[Work to complete]
A. Please repeat the stretch from "I’ve mostly been" through "gair – peth." in the Welsh-learning text, swapping "beer" for "coffee".
B. Turn the paragraph of the Welsh-learning text that begins "Each time I learn some Welsh" into a short bulleted list that keeps its main facts.

[Selected extract]
— start —
Kindly permit me a tenuous analogy about the world of open source software releases. If my ability in Welsh were an operating system, right now you could say it was almost at the alpha stage. It’s messy, it’s buggy and the user interface is far from sorted. You will encounter crashes and blank stares if you give me unexpected inputs. Nevertheless the will to progress and develop the product is there and experienced people can test it (by speaking to me in Welsh). You can even expect some useful and worthwhile output as long as you have a bit of patience. If it all goes wrong you can boot to a different partition and use another operating system (English) which has been fully installed and tested.
Much as I like a tenuous analogy, the software one is weak because we’re not here just to function. To be sure, Welsh to me is a useful language: a language of business where you can get things done. But it’s also a language of self-expression. I want to express myself in it and I want to understand other people more fully when they express themselves. Whatever the language, in this world we understand each other merely approximately. Therefore I can try to reduce the distance of that approximation.
Ample research has suggested links between acquiring a second language and various kinds of wellbeing or something like that. If you want to read about that, you can probably find a study. However true any of it might be, it’s not enough of a strategy or day-to-day motivator to keep going – not for me anyway.
I’ve mostly been trying to stop trying to be clever and just think like a BABY. When I started the wlpan course in late 2007, I figured I was a grown-up in English and a baby in Welsh. This amused me but it was totally wrong of course. I’m a grown-up in everything. Not long after starting the course I was attempting to describe the weather and my day job, which are things babies rarely do.
I don’t envy much about the lifestyle or appreciations of your average baby. (He has no equivalent of beer – nor jazz.) But the way a baby learns a language is superb, just mapping words directly on to things. The language becomes set and the mapping of words to things never fails, except for the possibility that he becomes a structuralist philosopher later in life.
Thing – word, word – thing.
Peth – gair, gair – peth.
It’s babies who are exposed to yr iaith Gymraeg who I envy the most. Not only do they acquire Welsh without hardly caring, they also learn English and map both languages separately and directly on to thing-space. The fact I know, say, the word “investment” and its Welsh equivalent (“buddsoddiad”) while they probably don’t is not really any consolation.
Each time I learn some Welsh, I map it on to the English equivalent, which then maps on to the thing or concept or meaning. English is the middleman which is clumsy at best, but try doing it any other way. And the whole thing falls apart regularly for prepositions (“to”, “on”, “over”, “for” and the like) and which verbs they relate to. And also for things like verbs and possessives (dw i’n dy garu di and all that weirdness), I still struggle with that.
— end —
Records from a collection
— start —
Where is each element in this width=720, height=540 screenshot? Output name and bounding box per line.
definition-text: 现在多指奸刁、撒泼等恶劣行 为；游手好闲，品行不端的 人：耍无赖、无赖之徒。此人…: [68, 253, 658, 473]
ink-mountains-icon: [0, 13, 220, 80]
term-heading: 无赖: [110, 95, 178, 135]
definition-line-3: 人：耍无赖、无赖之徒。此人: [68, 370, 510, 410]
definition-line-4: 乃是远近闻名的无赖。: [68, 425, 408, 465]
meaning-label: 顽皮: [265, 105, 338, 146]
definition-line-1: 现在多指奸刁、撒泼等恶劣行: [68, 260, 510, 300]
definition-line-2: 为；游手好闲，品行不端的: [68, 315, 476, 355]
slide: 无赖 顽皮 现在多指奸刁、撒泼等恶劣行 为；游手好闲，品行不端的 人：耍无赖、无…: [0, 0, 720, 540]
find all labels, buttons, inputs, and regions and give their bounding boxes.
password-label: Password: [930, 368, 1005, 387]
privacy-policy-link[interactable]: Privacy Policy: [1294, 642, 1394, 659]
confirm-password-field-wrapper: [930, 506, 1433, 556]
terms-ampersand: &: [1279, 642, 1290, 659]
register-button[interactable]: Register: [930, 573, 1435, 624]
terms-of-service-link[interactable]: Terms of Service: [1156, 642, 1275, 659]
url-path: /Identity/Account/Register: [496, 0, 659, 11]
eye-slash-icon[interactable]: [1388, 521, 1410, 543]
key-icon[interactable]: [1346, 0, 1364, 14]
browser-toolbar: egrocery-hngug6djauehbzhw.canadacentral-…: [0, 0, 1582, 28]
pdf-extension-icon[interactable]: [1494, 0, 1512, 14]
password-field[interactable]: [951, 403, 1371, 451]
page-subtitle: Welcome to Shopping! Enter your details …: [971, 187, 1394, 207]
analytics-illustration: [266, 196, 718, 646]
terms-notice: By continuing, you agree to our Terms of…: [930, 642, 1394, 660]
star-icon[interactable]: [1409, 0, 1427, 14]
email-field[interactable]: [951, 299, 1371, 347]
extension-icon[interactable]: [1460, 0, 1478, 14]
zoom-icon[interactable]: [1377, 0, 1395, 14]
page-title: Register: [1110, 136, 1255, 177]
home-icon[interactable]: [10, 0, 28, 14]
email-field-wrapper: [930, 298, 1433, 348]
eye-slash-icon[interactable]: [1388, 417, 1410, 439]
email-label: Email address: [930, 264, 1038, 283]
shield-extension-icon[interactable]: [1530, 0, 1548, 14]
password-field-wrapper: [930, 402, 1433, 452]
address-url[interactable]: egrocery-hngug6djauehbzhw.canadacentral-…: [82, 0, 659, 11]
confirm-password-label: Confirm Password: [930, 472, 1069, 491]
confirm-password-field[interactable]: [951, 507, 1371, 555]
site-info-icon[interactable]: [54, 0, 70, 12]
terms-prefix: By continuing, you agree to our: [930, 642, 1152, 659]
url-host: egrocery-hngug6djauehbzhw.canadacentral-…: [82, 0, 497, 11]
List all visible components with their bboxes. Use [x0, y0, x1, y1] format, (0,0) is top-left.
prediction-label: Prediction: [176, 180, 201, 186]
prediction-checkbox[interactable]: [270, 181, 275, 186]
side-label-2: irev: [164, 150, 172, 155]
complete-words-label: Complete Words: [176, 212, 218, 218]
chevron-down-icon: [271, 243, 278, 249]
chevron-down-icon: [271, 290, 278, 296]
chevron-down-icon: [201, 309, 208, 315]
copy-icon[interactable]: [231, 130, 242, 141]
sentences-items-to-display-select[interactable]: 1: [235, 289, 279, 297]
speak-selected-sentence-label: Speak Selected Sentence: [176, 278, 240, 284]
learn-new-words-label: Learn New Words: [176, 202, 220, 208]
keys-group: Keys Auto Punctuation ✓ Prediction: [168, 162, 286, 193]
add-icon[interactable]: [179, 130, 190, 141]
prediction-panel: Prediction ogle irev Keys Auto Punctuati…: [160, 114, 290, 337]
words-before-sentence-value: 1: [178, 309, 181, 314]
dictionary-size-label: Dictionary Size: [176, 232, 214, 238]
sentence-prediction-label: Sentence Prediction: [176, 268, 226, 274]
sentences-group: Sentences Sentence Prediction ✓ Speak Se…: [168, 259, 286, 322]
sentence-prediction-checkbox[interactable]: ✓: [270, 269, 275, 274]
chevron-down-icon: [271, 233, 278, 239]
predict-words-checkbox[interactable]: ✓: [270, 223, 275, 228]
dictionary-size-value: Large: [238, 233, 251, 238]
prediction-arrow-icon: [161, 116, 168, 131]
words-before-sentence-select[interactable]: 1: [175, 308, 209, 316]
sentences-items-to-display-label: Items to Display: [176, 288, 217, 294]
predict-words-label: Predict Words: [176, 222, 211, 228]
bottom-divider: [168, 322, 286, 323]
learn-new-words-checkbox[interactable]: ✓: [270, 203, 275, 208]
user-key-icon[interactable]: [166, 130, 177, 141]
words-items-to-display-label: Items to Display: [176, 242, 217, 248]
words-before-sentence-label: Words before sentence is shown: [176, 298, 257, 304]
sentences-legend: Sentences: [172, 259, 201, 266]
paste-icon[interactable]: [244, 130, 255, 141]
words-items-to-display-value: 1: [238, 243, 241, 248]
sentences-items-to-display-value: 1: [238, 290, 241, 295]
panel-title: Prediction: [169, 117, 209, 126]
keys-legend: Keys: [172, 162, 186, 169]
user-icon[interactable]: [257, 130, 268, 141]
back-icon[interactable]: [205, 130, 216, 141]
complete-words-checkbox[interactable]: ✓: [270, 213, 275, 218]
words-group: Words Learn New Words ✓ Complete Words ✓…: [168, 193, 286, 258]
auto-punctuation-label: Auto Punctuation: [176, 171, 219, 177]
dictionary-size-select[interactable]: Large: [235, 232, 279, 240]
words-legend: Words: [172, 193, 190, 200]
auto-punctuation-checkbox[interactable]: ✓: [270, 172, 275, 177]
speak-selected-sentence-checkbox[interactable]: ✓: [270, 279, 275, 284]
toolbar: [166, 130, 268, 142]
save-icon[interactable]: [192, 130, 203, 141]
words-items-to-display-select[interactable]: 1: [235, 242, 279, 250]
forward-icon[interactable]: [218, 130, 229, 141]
— end —
[Solutions for each task]
A.
I’ve mostly been trying to stop trying to be clever and just think like a BABY. When I started the wlpan course in late 2007, I figured I was a grown-up in English and a baby in Welsh. This amused me but it was totally wrong of course. I’m a grown-up in everything. Not long after starting the course I was attempting to describe the weather and my day job, which are things babies rarely do.
I don’t envy much about the lifestyle or appreciations of your average baby. (He has no equivalent of coffee – nor jazz.) But the way a baby learns a language is superb, just mapping words directly on to things. The language becomes set and the mapping of words to things never fails, except for the possibility that he becomes a structuralist philosopher later in life.
Thing – word, word – thing.
Peth – gair, gair – peth.

B.
- Each new piece of Welsh gets mapped onto its English equivalent, which then maps onto the thing, concept or meaning.
- English serves as a clumsy middleman, yet no other approach seems workable.
- The process regularly falls apart for prepositions ("to", "on", "over", "for" and the like) and the verbs they relate to.
- Verbs with possessives, as in "dw i'n dy garu di", are still a struggle.